Stated exercise - Locate the lines of the listing below that hold "right", then copy each of them.

Data provided -

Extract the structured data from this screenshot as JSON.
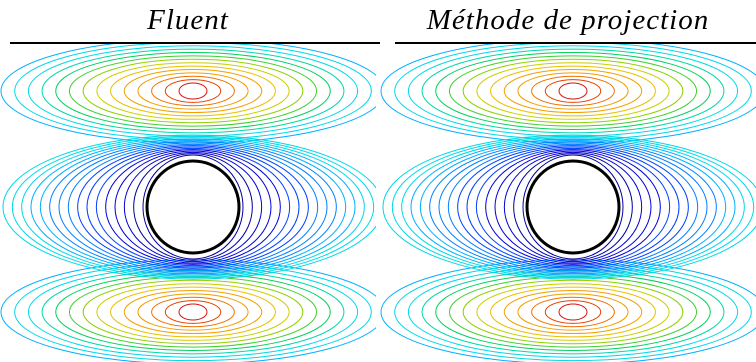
{
  "panels": [
    {
      "title": "Fluent"
    },
    {
      "title": "Méthode de projection"
    }
  ],
  "colors": {
    "contours": [
      "#0000a0",
      "#0000d8",
      "#0040ff",
      "#0080ff",
      "#00b0ff",
      "#00d8e8",
      "#00d8a8",
      "#00d060",
      "#40d030",
      "#90d000",
      "#c8d000",
      "#e8c000",
      "#f0a000",
      "#f07000",
      "#e84000",
      "#d81010"
    ],
    "obstacle_outline": "#000000",
    "obstacle_fill": "#ffffff"
  }
}
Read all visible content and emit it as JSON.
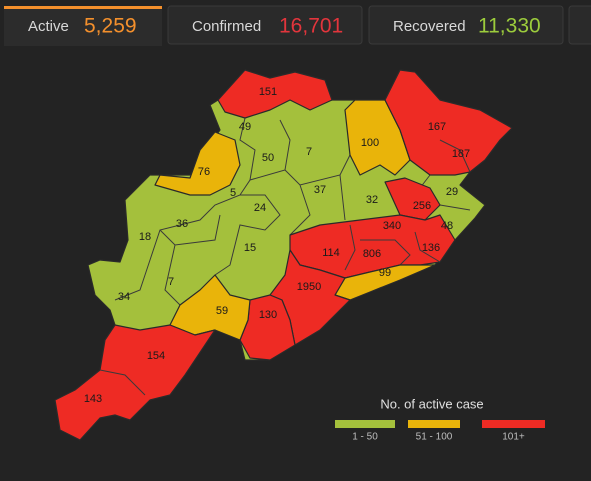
{
  "tabs": [
    {
      "label": "Active",
      "value": "5,259",
      "color": "#f4902c"
    },
    {
      "label": "Confirmed",
      "value": "16,701",
      "color": "#e2353c"
    },
    {
      "label": "Recovered",
      "value": "11,330",
      "color": "#9ccc3c"
    }
  ],
  "map": {
    "districts": [
      {
        "label": "151"
      },
      {
        "label": "49"
      },
      {
        "label": "50"
      },
      {
        "label": "7"
      },
      {
        "label": "100"
      },
      {
        "label": "167"
      },
      {
        "label": "187"
      },
      {
        "label": "76"
      },
      {
        "label": "5"
      },
      {
        "label": "37"
      },
      {
        "label": "32"
      },
      {
        "label": "29"
      },
      {
        "label": "256"
      },
      {
        "label": "24"
      },
      {
        "label": "36"
      },
      {
        "label": "18"
      },
      {
        "label": "340"
      },
      {
        "label": "48"
      },
      {
        "label": "114"
      },
      {
        "label": "806"
      },
      {
        "label": "136"
      },
      {
        "label": "15"
      },
      {
        "label": "99"
      },
      {
        "label": "7"
      },
      {
        "label": "34"
      },
      {
        "label": "1950"
      },
      {
        "label": "59"
      },
      {
        "label": "130"
      },
      {
        "label": "154"
      },
      {
        "label": "143"
      }
    ]
  },
  "legend": {
    "title": "No. of active case",
    "items": [
      {
        "label": "1 - 50",
        "color": "#a4c03c"
      },
      {
        "label": "51 - 100",
        "color": "#e9b40a"
      },
      {
        "label": "101+",
        "color": "#ee2b24"
      }
    ]
  }
}
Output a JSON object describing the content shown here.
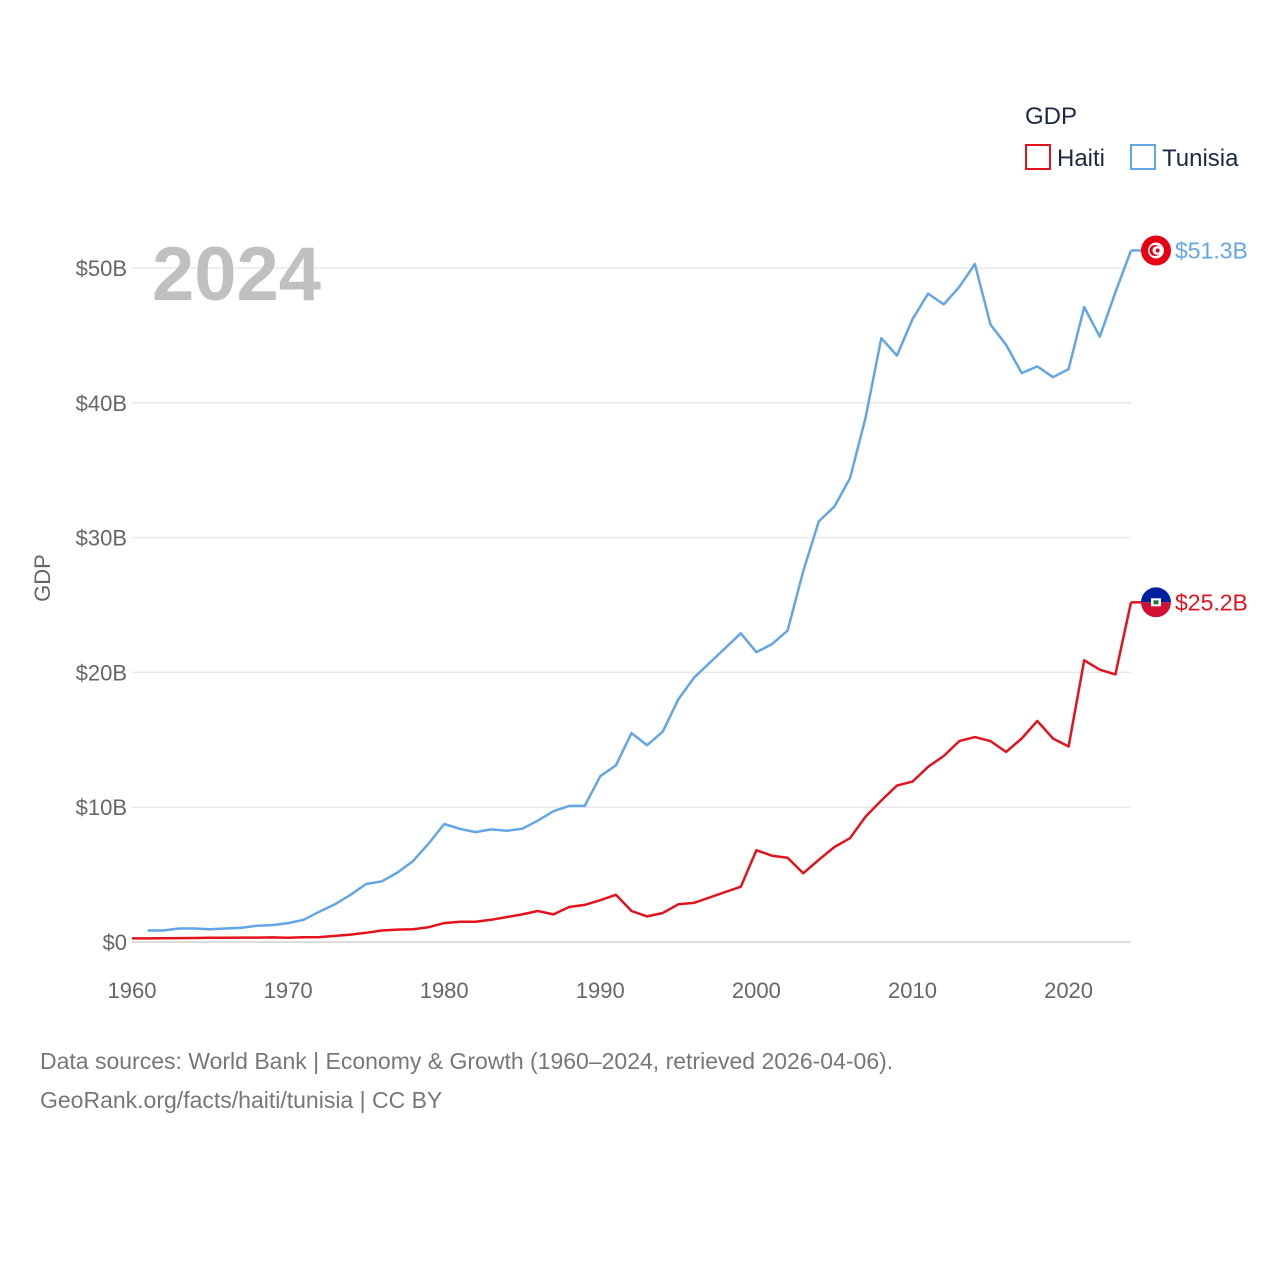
{
  "chart_data": {
    "type": "line",
    "year_label": "2024",
    "ylabel": "GDP",
    "xlabel": "",
    "xlim": [
      1960,
      2024
    ],
    "ylim": [
      0,
      50
    ],
    "x_ticks": [
      1960,
      1970,
      1980,
      1990,
      2000,
      2010,
      2020
    ],
    "x_tick_labels": [
      "1960",
      "1970",
      "1980",
      "1990",
      "2000",
      "2010",
      "2020"
    ],
    "y_ticks": [
      0,
      10,
      20,
      30,
      40,
      50
    ],
    "y_tick_labels": [
      "$0",
      "$10B",
      "$20B",
      "$30B",
      "$40B",
      "$50B"
    ],
    "legend": {
      "title": "GDP",
      "position": "top-right"
    },
    "series": [
      {
        "name": "Haiti",
        "color": "#e3131e",
        "end_label": "$25.2B",
        "flag": "haiti-flag",
        "x": [
          1960,
          1961,
          1962,
          1963,
          1964,
          1965,
          1966,
          1967,
          1968,
          1969,
          1970,
          1971,
          1972,
          1973,
          1974,
          1975,
          1976,
          1977,
          1978,
          1979,
          1980,
          1981,
          1982,
          1983,
          1984,
          1985,
          1986,
          1987,
          1988,
          1989,
          1990,
          1991,
          1992,
          1993,
          1994,
          1995,
          1996,
          1997,
          1998,
          1999,
          2000,
          2001,
          2002,
          2003,
          2004,
          2005,
          2006,
          2007,
          2008,
          2009,
          2010,
          2011,
          2012,
          2013,
          2014,
          2015,
          2016,
          2017,
          2018,
          2019,
          2020,
          2021,
          2022,
          2023,
          2024
        ],
        "values": [
          0.27,
          0.27,
          0.28,
          0.29,
          0.3,
          0.31,
          0.32,
          0.33,
          0.33,
          0.34,
          0.31,
          0.35,
          0.36,
          0.45,
          0.55,
          0.68,
          0.85,
          0.92,
          0.95,
          1.1,
          1.4,
          1.5,
          1.5,
          1.65,
          1.85,
          2.05,
          2.3,
          2.05,
          2.6,
          2.75,
          3.1,
          3.5,
          2.3,
          1.9,
          2.15,
          2.8,
          2.9,
          3.3,
          3.7,
          4.1,
          6.8,
          6.4,
          6.25,
          5.1,
          6.1,
          7.05,
          7.7,
          9.3,
          10.5,
          11.6,
          11.9,
          13.0,
          13.8,
          14.9,
          15.2,
          14.9,
          14.1,
          15.1,
          16.4,
          15.1,
          14.5,
          20.9,
          20.2,
          19.85,
          25.2
        ]
      },
      {
        "name": "Tunisia",
        "color": "#62a6e5",
        "end_label": "$51.3B",
        "flag": "tunisia-flag",
        "x": [
          1961,
          1962,
          1963,
          1964,
          1965,
          1966,
          1967,
          1968,
          1969,
          1970,
          1971,
          1972,
          1973,
          1974,
          1975,
          1976,
          1977,
          1978,
          1979,
          1980,
          1981,
          1982,
          1983,
          1984,
          1985,
          1986,
          1987,
          1988,
          1989,
          1990,
          1991,
          1992,
          1993,
          1994,
          1995,
          1996,
          1997,
          1998,
          1999,
          2000,
          2001,
          2002,
          2003,
          2004,
          2005,
          2006,
          2007,
          2008,
          2009,
          2010,
          2011,
          2012,
          2013,
          2014,
          2015,
          2016,
          2017,
          2018,
          2019,
          2020,
          2021,
          2022,
          2023,
          2024
        ],
        "values": [
          0.85,
          0.85,
          1.0,
          1.0,
          0.95,
          1.0,
          1.05,
          1.2,
          1.25,
          1.4,
          1.65,
          2.25,
          2.8,
          3.5,
          4.3,
          4.5,
          5.15,
          6.0,
          7.3,
          8.75,
          8.4,
          8.15,
          8.35,
          8.25,
          8.4,
          9.0,
          9.7,
          10.1,
          10.1,
          12.3,
          13.1,
          15.5,
          14.6,
          15.6,
          18.0,
          19.6,
          20.7,
          21.8,
          22.9,
          21.5,
          22.1,
          23.1,
          27.5,
          31.2,
          32.3,
          34.4,
          38.9,
          44.8,
          43.5,
          46.2,
          48.1,
          47.3,
          48.6,
          50.3,
          45.8,
          44.3,
          42.2,
          42.7,
          41.9,
          42.5,
          47.1,
          44.9,
          48.2,
          51.3
        ]
      }
    ]
  },
  "footer": {
    "line1": "Data sources: World Bank | Economy & Growth (1960–2024, retrieved 2026-04-06).",
    "line2": "GeoRank.org/facts/haiti/tunisia | CC BY"
  }
}
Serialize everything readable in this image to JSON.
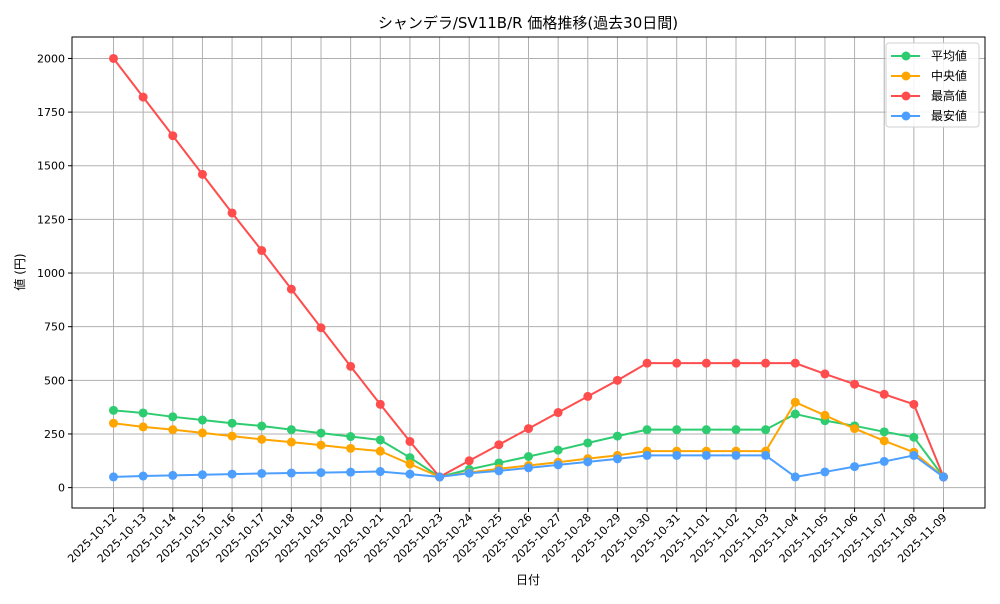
{
  "chart_data": {
    "type": "line",
    "title": "シャンデラ/SV11B/R 価格推移(過去30日間)",
    "xlabel": "日付",
    "ylabel": "値 (円)",
    "ylim": [
      -95,
      2100
    ],
    "yticks": [
      0,
      250,
      500,
      750,
      1000,
      1250,
      1500,
      1750,
      2000
    ],
    "grid": true,
    "legend_position": "top-right",
    "x": [
      "2025-10-12",
      "2025-10-13",
      "2025-10-14",
      "2025-10-15",
      "2025-10-16",
      "2025-10-17",
      "2025-10-18",
      "2025-10-19",
      "2025-10-20",
      "2025-10-21",
      "2025-10-22",
      "2025-10-23",
      "2025-10-24",
      "2025-10-25",
      "2025-10-26",
      "2025-10-27",
      "2025-10-28",
      "2025-10-29",
      "2025-10-30",
      "2025-10-31",
      "2025-11-01",
      "2025-11-02",
      "2025-11-03",
      "2025-11-04",
      "2025-11-05",
      "2025-11-06",
      "2025-11-07",
      "2025-11-08",
      "2025-11-09"
    ],
    "series": [
      {
        "name": "平均値",
        "color": "#2ecc71",
        "values": [
          360,
          348,
          330,
          315,
          300,
          287,
          270,
          254,
          238,
          222,
          140,
          50,
          85,
          115,
          145,
          175,
          208,
          240,
          270,
          270,
          270,
          270,
          270,
          343,
          312,
          288,
          260,
          235,
          50
        ]
      },
      {
        "name": "中央値",
        "color": "#ffa500",
        "values": [
          300,
          283,
          270,
          255,
          240,
          225,
          212,
          198,
          183,
          170,
          110,
          50,
          70,
          88,
          103,
          118,
          135,
          150,
          170,
          170,
          170,
          170,
          170,
          398,
          337,
          275,
          218,
          165,
          50
        ]
      },
      {
        "name": "最高値",
        "color": "#ff4d4d",
        "values": [
          2000,
          1820,
          1640,
          1460,
          1280,
          1105,
          925,
          745,
          565,
          388,
          215,
          50,
          125,
          200,
          275,
          350,
          425,
          500,
          580,
          580,
          580,
          580,
          580,
          580,
          530,
          482,
          435,
          388,
          50
        ]
      },
      {
        "name": "最安値",
        "color": "#4d9fff",
        "values": [
          50,
          54,
          57,
          60,
          63,
          66,
          68,
          70,
          72,
          75,
          63,
          50,
          67,
          78,
          92,
          106,
          120,
          134,
          150,
          150,
          150,
          150,
          150,
          50,
          73,
          98,
          122,
          150,
          50
        ]
      }
    ]
  }
}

Task result -
      "position": "top-right"
    "legend_position": "top-right",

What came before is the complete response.